:: What is expected ::
Repeat the entries that follow verbatim, without any of their pictures.

[start]

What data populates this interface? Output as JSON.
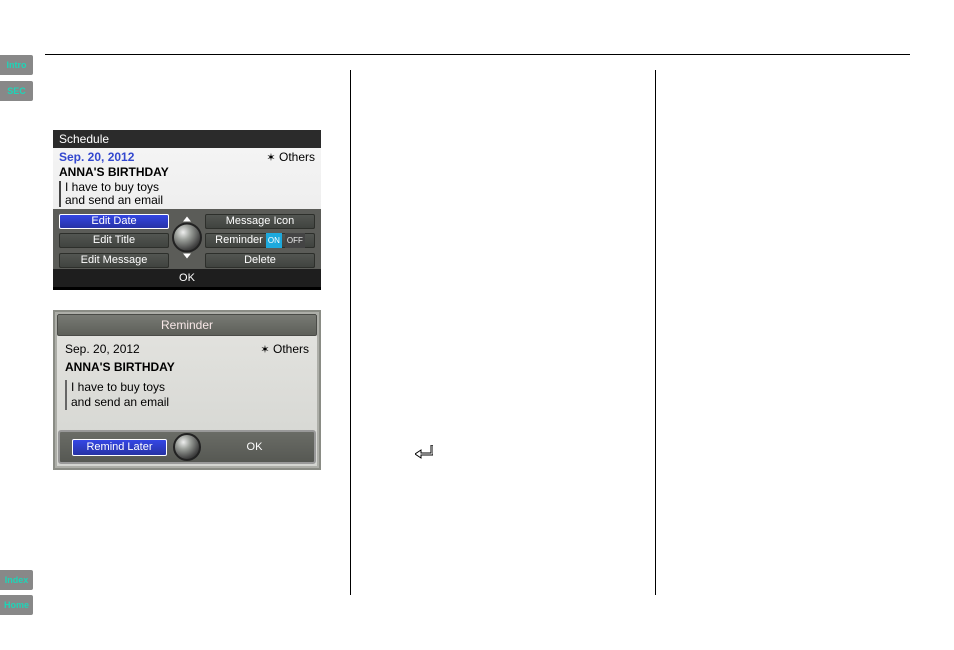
{
  "sidebar": {
    "top": [
      {
        "label": "Intro"
      },
      {
        "label": "SEC"
      }
    ],
    "bottom": [
      {
        "label": "Index"
      },
      {
        "label": "Home"
      }
    ]
  },
  "screenshot1": {
    "header": "Schedule",
    "date": "Sep. 20, 2012",
    "category": "Others",
    "title": "ANNA'S BIRTHDAY",
    "message_line1": "I have to buy toys",
    "message_line2": "and send an email",
    "menu": {
      "edit_date": "Edit Date",
      "message_icon": "Message Icon",
      "edit_title": "Edit Title",
      "reminder_label": "Reminder",
      "reminder_on": "ON",
      "reminder_off": "OFF",
      "edit_message": "Edit Message",
      "delete": "Delete"
    },
    "ok": "OK"
  },
  "screenshot2": {
    "header": "Reminder",
    "date": "Sep. 20, 2012",
    "category": "Others",
    "title": "ANNA'S BIRTHDAY",
    "message_line1": "I have to buy toys",
    "message_line2": "and send an email",
    "remind_later": "Remind Later",
    "ok": "OK"
  }
}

[end]

:: Exercise response ::
What data populates this interface? Output as JSON.
{
  "sidebar": {
    "top": [
      {
        "label": "Intro"
      },
      {
        "label": "SEC"
      }
    ],
    "bottom": [
      {
        "label": "Index"
      },
      {
        "label": "Home"
      }
    ]
  },
  "screenshot1": {
    "header": "Schedule",
    "date": "Sep. 20, 2012",
    "category": "Others",
    "title": "ANNA'S BIRTHDAY",
    "message_line1": "I have to buy toys",
    "message_line2": "and send an email",
    "menu": {
      "edit_date": "Edit Date",
      "message_icon": "Message Icon",
      "edit_title": "Edit Title",
      "reminder_label": "Reminder",
      "reminder_on": "ON",
      "reminder_off": "OFF",
      "edit_message": "Edit Message",
      "delete": "Delete"
    },
    "ok": "OK"
  },
  "screenshot2": {
    "header": "Reminder",
    "date": "Sep. 20, 2012",
    "category": "Others",
    "title": "ANNA'S BIRTHDAY",
    "message_line1": "I have to buy toys",
    "message_line2": "and send an email",
    "remind_later": "Remind Later",
    "ok": "OK"
  }
}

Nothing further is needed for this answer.